▸ WORK REQUIRED: Across the material below, how many lines contain the word "RESERVATIONS"? Give only the number.

start MATERIAL SUPPLIED

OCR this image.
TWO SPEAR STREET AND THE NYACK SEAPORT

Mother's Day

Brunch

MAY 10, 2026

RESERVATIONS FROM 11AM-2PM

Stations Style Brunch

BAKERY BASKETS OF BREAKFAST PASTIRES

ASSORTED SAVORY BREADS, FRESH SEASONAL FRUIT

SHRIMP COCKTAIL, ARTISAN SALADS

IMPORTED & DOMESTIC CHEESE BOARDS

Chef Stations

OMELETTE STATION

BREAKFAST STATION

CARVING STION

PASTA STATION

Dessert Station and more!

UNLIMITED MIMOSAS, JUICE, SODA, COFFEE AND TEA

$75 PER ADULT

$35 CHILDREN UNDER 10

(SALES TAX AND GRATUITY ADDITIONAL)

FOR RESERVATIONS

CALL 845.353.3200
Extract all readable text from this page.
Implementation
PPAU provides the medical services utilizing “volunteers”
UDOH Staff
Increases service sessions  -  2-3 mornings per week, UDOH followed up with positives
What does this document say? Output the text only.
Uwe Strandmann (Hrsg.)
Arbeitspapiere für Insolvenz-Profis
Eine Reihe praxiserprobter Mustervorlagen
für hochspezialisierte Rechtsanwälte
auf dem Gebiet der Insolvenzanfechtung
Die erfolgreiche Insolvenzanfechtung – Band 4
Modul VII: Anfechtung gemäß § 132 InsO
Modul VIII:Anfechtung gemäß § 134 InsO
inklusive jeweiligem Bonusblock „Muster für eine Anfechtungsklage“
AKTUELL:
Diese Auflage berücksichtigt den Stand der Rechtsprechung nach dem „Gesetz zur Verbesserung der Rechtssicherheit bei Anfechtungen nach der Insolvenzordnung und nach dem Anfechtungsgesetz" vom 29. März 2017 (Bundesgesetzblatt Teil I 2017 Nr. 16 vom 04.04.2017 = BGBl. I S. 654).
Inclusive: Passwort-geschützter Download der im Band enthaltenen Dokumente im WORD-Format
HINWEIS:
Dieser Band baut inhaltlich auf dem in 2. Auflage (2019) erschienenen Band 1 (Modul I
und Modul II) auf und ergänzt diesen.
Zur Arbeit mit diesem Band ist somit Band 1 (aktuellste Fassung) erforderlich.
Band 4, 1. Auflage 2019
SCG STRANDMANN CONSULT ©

end MATERIAL SUPPLIED

▸ EXERCISE SOLUTION: 2